= What this task involves =
Copy out each line in the material below that has the word "Festgelegte".

= Provided data =
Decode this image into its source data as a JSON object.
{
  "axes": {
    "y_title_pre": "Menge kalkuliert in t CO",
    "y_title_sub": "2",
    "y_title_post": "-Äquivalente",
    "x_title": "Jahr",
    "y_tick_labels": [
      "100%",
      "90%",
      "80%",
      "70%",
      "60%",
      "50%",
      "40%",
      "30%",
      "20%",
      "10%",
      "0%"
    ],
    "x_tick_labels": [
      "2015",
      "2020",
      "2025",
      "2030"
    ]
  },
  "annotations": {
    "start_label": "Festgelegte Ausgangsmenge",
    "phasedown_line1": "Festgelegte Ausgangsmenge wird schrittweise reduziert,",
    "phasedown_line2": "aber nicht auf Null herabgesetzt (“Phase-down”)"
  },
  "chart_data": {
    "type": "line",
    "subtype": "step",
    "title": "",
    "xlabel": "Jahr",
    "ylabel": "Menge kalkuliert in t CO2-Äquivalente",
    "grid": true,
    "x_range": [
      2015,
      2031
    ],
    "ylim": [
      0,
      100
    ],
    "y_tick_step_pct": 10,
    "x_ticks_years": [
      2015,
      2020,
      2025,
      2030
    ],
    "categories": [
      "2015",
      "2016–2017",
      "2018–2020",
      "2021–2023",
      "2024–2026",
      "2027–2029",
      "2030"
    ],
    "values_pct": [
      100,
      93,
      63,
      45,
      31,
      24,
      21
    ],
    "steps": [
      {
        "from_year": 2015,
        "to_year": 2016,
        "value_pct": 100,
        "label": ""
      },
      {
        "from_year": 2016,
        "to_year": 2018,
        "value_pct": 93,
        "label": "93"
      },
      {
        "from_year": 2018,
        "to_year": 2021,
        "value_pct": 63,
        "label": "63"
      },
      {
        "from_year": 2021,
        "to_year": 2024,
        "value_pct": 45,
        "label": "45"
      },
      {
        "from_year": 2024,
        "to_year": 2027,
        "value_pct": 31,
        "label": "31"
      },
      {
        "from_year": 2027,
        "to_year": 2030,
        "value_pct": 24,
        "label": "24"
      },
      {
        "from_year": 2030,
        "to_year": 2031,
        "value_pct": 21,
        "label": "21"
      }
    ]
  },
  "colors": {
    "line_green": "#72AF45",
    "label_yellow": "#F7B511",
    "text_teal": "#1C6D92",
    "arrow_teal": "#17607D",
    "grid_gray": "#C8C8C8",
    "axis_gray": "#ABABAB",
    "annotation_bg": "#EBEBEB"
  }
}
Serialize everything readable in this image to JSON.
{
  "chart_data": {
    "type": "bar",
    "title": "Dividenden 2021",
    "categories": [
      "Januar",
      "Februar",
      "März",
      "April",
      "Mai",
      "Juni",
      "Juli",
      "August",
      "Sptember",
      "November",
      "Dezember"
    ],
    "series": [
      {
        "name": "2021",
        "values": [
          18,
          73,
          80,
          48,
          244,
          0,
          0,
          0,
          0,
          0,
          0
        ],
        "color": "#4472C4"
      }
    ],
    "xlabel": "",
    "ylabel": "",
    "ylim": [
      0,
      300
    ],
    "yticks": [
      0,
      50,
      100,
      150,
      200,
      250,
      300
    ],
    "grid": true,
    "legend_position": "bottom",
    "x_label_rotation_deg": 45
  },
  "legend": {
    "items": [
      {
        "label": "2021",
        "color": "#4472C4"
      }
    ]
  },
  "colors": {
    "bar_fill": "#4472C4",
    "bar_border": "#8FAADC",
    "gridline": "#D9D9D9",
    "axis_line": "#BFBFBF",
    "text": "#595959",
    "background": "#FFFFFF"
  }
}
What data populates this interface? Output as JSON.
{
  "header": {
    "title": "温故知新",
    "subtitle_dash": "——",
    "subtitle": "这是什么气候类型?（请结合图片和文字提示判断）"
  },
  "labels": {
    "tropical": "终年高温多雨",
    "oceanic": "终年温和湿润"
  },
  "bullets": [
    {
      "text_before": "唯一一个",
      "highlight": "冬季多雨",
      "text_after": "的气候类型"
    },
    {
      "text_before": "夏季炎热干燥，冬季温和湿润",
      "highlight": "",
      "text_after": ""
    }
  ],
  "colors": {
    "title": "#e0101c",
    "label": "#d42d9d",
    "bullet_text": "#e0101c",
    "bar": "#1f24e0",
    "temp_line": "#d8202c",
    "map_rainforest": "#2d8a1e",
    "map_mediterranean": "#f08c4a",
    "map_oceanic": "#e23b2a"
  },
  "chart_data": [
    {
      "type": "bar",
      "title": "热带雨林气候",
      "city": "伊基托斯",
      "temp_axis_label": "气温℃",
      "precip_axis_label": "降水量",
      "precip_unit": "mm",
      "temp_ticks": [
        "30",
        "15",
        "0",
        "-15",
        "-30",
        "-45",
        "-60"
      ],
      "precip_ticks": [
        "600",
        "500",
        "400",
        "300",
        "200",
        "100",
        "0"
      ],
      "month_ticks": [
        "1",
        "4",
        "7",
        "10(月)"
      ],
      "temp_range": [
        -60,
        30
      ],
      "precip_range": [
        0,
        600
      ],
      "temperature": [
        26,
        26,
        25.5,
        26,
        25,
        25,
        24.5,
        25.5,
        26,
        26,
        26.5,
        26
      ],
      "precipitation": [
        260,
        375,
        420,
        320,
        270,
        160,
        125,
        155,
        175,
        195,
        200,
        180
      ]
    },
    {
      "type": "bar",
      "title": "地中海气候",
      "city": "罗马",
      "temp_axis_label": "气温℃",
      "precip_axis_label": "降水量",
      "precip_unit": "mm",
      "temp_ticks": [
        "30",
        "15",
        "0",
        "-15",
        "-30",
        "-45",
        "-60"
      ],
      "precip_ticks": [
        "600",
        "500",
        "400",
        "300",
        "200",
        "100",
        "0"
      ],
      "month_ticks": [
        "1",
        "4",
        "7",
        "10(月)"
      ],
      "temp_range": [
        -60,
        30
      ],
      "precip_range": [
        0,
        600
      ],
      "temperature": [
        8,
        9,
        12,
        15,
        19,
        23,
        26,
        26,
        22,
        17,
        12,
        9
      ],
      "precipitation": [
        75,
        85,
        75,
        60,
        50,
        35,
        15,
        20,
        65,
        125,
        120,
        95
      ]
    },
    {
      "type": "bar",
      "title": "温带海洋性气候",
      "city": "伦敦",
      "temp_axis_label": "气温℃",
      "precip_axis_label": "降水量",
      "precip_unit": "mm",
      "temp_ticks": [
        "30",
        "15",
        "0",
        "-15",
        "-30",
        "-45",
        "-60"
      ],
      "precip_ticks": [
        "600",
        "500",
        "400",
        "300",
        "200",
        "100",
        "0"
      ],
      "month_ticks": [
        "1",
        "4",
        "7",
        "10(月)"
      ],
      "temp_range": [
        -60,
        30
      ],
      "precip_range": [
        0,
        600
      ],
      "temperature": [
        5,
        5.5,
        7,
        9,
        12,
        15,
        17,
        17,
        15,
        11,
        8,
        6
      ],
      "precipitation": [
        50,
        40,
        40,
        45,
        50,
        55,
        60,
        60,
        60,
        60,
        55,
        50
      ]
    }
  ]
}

= Written response =
    "start_label": "Festgelegte Ausgangsmenge",
    "phasedown_line1": "Festgelegte Ausgangsmenge wird schrittweise reduziert,",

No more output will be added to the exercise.